Task prompt => Down to the last line, set down the material below exactly; skip the pictures.

Records provided =>

▬▬▬

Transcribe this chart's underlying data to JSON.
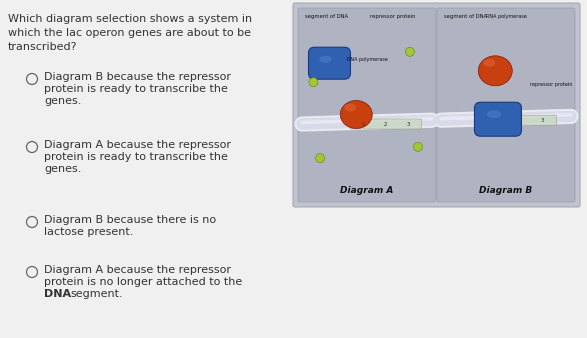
{
  "bg_color": "#f0f0f0",
  "question_line1": "Which diagram selection shows a system in",
  "question_line2": "which the lac operon genes are about to be",
  "question_line3": "transcribed?",
  "options": [
    {
      "lines": [
        "Diagram B because the repressor",
        "protein is ready to transcribe the",
        "genes."
      ],
      "bold_lines": []
    },
    {
      "lines": [
        "Diagram A because the repressor",
        "protein is ready to transcribe the",
        "genes."
      ],
      "bold_lines": []
    },
    {
      "lines": [
        "Diagram B because there is no",
        "lactose present."
      ],
      "bold_lines": []
    },
    {
      "lines": [
        "Diagram A because the repressor",
        "protein is no longer attached to the",
        "DNA segment."
      ],
      "bold_lines": [
        2
      ]
    }
  ],
  "panel_bg": "#c0c4d0",
  "sub_panel_bg": "#b0b4c2",
  "diagram_a_label": "Diagram A",
  "diagram_b_label": "Diagram B",
  "dna_outer_color": "#e8e8f0",
  "dna_inner_color": "#d4d8e4",
  "repressor_color": "#c84010",
  "repressor_shine": "#e06030",
  "polymerase_color": "#3060b0",
  "polymerase_edge": "#1a3a80",
  "dot_color": "#a0c830",
  "dot_edge": "#608010",
  "label_color": "#222222",
  "text_color": "#333333"
}
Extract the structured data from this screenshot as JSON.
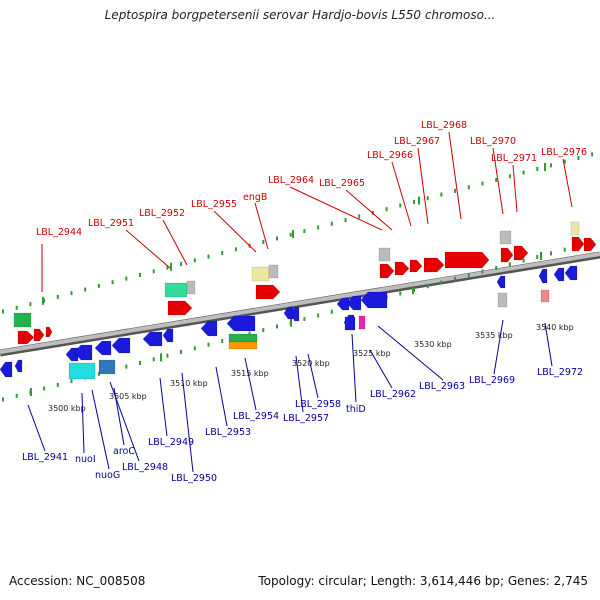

▬▬▬

Written reply =>
Transcribe this chart's underlying data to JSON.
{
  "bg_color": "#f0f0f0",
  "question_line1": "Which diagram selection shows a system in",
  "question_line2": "which the lac operon genes are about to be",
  "question_line3": "transcribed?",
  "options": [
    {
      "lines": [
        "Diagram B because the repressor",
        "protein is ready to transcribe the",
        "genes."
      ],
      "bold_lines": []
    },
    {
      "lines": [
        "Diagram A because the repressor",
        "protein is ready to transcribe the",
        "genes."
      ],
      "bold_lines": []
    },
    {
      "lines": [
        "Diagram B because there is no",
        "lactose present."
      ],
      "bold_lines": []
    },
    {
      "lines": [
        "Diagram A because the repressor",
        "protein is no longer attached to the",
        "DNA segment."
      ],
      "bold_lines": [
        2
      ]
    }
  ],
  "panel_bg": "#c0c4d0",
  "sub_panel_bg": "#b0b4c2",
  "diagram_a_label": "Diagram A",
  "diagram_b_label": "Diagram B",
  "dna_outer_color": "#e8e8f0",
  "dna_inner_color": "#d4d8e4",
  "repressor_color": "#c84010",
  "repressor_shine": "#e06030",
  "polymerase_color": "#3060b0",
  "polymerase_edge": "#1a3a80",
  "dot_color": "#a0c830",
  "dot_edge": "#608010",
  "label_color": "#222222",
  "text_color": "#333333"
}
Extract the structured data from this screenshot as JSON.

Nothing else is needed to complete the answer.